Dataset items
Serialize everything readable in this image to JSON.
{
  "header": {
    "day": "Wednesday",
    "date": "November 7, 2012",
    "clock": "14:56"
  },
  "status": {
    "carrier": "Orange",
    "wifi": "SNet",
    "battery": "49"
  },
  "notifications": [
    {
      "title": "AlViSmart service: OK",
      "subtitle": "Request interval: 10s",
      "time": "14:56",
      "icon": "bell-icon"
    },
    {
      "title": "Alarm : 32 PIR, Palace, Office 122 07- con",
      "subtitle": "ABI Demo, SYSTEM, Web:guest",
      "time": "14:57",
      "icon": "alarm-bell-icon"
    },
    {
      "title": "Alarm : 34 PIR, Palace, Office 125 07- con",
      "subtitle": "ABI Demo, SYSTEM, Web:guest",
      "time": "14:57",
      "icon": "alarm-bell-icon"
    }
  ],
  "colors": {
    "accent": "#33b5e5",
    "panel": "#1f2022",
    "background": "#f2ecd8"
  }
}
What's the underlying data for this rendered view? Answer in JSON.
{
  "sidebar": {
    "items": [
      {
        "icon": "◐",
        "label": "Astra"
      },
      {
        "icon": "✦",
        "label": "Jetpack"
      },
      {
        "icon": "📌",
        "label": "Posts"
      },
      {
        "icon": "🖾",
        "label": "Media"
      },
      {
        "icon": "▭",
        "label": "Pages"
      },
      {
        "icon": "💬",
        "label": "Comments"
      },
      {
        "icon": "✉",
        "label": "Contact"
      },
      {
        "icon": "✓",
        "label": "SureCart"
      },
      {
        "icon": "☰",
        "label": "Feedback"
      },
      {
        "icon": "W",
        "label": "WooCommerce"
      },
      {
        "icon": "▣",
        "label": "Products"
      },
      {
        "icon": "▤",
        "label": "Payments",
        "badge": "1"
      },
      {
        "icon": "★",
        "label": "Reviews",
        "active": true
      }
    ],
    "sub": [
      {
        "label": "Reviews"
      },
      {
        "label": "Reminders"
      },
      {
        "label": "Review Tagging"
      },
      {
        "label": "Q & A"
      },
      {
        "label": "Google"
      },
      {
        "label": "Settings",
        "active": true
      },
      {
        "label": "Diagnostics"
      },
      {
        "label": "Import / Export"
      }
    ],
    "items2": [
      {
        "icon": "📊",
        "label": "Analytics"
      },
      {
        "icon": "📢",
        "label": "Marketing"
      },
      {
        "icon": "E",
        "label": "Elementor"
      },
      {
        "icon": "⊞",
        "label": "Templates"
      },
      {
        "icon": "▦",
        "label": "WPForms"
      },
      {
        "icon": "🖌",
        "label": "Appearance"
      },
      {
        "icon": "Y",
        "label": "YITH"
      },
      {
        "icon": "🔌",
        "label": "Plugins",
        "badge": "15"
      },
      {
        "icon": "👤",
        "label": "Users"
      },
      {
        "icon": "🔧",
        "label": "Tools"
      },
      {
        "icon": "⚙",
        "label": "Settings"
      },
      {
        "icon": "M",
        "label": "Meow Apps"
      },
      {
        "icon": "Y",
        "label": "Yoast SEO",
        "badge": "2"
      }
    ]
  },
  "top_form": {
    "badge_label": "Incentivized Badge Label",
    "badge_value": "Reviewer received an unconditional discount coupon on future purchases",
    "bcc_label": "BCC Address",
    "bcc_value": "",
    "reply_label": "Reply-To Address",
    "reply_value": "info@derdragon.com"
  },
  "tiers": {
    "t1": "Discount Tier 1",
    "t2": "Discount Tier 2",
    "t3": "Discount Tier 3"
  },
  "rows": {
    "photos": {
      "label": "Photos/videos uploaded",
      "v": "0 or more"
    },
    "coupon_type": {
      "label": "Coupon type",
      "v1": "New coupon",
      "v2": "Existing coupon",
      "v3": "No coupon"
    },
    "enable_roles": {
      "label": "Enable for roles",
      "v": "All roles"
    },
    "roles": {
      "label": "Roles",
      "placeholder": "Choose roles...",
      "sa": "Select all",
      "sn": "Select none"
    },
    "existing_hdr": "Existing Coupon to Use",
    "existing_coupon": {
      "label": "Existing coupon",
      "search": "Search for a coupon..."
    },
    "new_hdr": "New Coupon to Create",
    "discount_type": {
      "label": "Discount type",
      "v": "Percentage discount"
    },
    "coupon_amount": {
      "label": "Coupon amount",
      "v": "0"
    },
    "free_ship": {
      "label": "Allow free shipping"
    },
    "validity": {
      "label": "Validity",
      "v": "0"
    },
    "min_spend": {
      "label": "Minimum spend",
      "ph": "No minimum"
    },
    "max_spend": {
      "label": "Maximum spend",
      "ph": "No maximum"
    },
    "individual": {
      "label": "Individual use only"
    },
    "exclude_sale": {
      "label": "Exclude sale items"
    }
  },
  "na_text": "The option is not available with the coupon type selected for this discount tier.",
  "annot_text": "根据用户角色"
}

• _What to do_:
Print the whole listing again, exactly.

• _Exercise answer_:
Serialize everything readable in this image to JSON.
{
  "header": {
    "day": "Wednesday",
    "date": "November 7, 2012",
    "clock": "14:56"
  },
  "status": {
    "carrier": "Orange",
    "wifi": "SNet",
    "battery": "49"
  },
  "notifications": [
    {
      "title": "AlViSmart service: OK",
      "subtitle": "Request interval: 10s",
      "time": "14:56",
      "icon": "bell-icon"
    },
    {
      "title": "Alarm : 32 PIR, Palace, Office 122 07- con",
      "subtitle": "ABI Demo, SYSTEM, Web:guest",
      "time": "14:57",
      "icon": "alarm-bell-icon"
    },
    {
      "title": "Alarm : 34 PIR, Palace, Office 125 07- con",
      "subtitle": "ABI Demo, SYSTEM, Web:guest",
      "time": "14:57",
      "icon": "alarm-bell-icon"
    }
  ],
  "colors": {
    "accent": "#33b5e5",
    "panel": "#1f2022",
    "background": "#f2ecd8"
  }
}
What's the underlying data for this rendered view? Answer in JSON.
{
  "sidebar": {
    "items": [
      {
        "icon": "◐",
        "label": "Astra"
      },
      {
        "icon": "✦",
        "label": "Jetpack"
      },
      {
        "icon": "📌",
        "label": "Posts"
      },
      {
        "icon": "🖾",
        "label": "Media"
      },
      {
        "icon": "▭",
        "label": "Pages"
      },
      {
        "icon": "💬",
        "label": "Comments"
      },
      {
        "icon": "✉",
        "label": "Contact"
      },
      {
        "icon": "✓",
        "label": "SureCart"
      },
      {
        "icon": "☰",
        "label": "Feedback"
      },
      {
        "icon": "W",
        "label": "WooCommerce"
      },
      {
        "icon": "▣",
        "label": "Products"
      },
      {
        "icon": "▤",
        "label": "Payments",
        "badge": "1"
      },
      {
        "icon": "★",
        "label": "Reviews",
        "active": true
      }
    ],
    "sub": [
      {
        "label": "Reviews"
      },
      {
        "label": "Reminders"
      },
      {
        "label": "Review Tagging"
      },
      {
        "label": "Q & A"
      },
      {
        "label": "Google"
      },
      {
        "label": "Settings",
        "active": true
      },
      {
        "label": "Diagnostics"
      },
      {
        "label": "Import / Export"
      }
    ],
    "items2": [
      {
        "icon": "📊",
        "label": "Analytics"
      },
      {
        "icon": "📢",
        "label": "Marketing"
      },
      {
        "icon": "E",
        "label": "Elementor"
      },
      {
        "icon": "⊞",
        "label": "Templates"
      },
      {
        "icon": "▦",
        "label": "WPForms"
      },
      {
        "icon": "🖌",
        "label": "Appearance"
      },
      {
        "icon": "Y",
        "label": "YITH"
      },
      {
        "icon": "🔌",
        "label": "Plugins",
        "badge": "15"
      },
      {
        "icon": "👤",
        "label": "Users"
      },
      {
        "icon": "🔧",
        "label": "Tools"
      },
      {
        "icon": "⚙",
        "label": "Settings"
      },
      {
        "icon": "M",
        "label": "Meow Apps"
      },
      {
        "icon": "Y",
        "label": "Yoast SEO",
        "badge": "2"
      }
    ]
  },
  "top_form": {
    "badge_label": "Incentivized Badge Label",
    "badge_value": "Reviewer received an unconditional discount coupon on future purchases",
    "bcc_label": "BCC Address",
    "bcc_value": "",
    "reply_label": "Reply-To Address",
    "reply_value": "info@derdragon.com"
  },
  "tiers": {
    "t1": "Discount Tier 1",
    "t2": "Discount Tier 2",
    "t3": "Discount Tier 3"
  },
  "rows": {
    "photos": {
      "label": "Photos/videos uploaded",
      "v": "0 or more"
    },
    "coupon_type": {
      "label": "Coupon type",
      "v1": "New coupon",
      "v2": "Existing coupon",
      "v3": "No coupon"
    },
    "enable_roles": {
      "label": "Enable for roles",
      "v": "All roles"
    },
    "roles": {
      "label": "Roles",
      "placeholder": "Choose roles...",
      "sa": "Select all",
      "sn": "Select none"
    },
    "existing_hdr": "Existing Coupon to Use",
    "existing_coupon": {
      "label": "Existing coupon",
      "search": "Search for a coupon..."
    },
    "new_hdr": "New Coupon to Create",
    "discount_type": {
      "label": "Discount type",
      "v": "Percentage discount"
    },
    "coupon_amount": {
      "label": "Coupon amount",
      "v": "0"
    },
    "free_ship": {
      "label": "Allow free shipping"
    },
    "validity": {
      "label": "Validity",
      "v": "0"
    },
    "min_spend": {
      "label": "Minimum spend",
      "ph": "No minimum"
    },
    "max_spend": {
      "label": "Maximum spend",
      "ph": "No maximum"
    },
    "individual": {
      "label": "Individual use only"
    },
    "exclude_sale": {
      "label": "Exclude sale items"
    }
  },
  "na_text": "The option is not available with the coupon type selected for this discount tier.",
  "annot_text": "根据用户角色"
}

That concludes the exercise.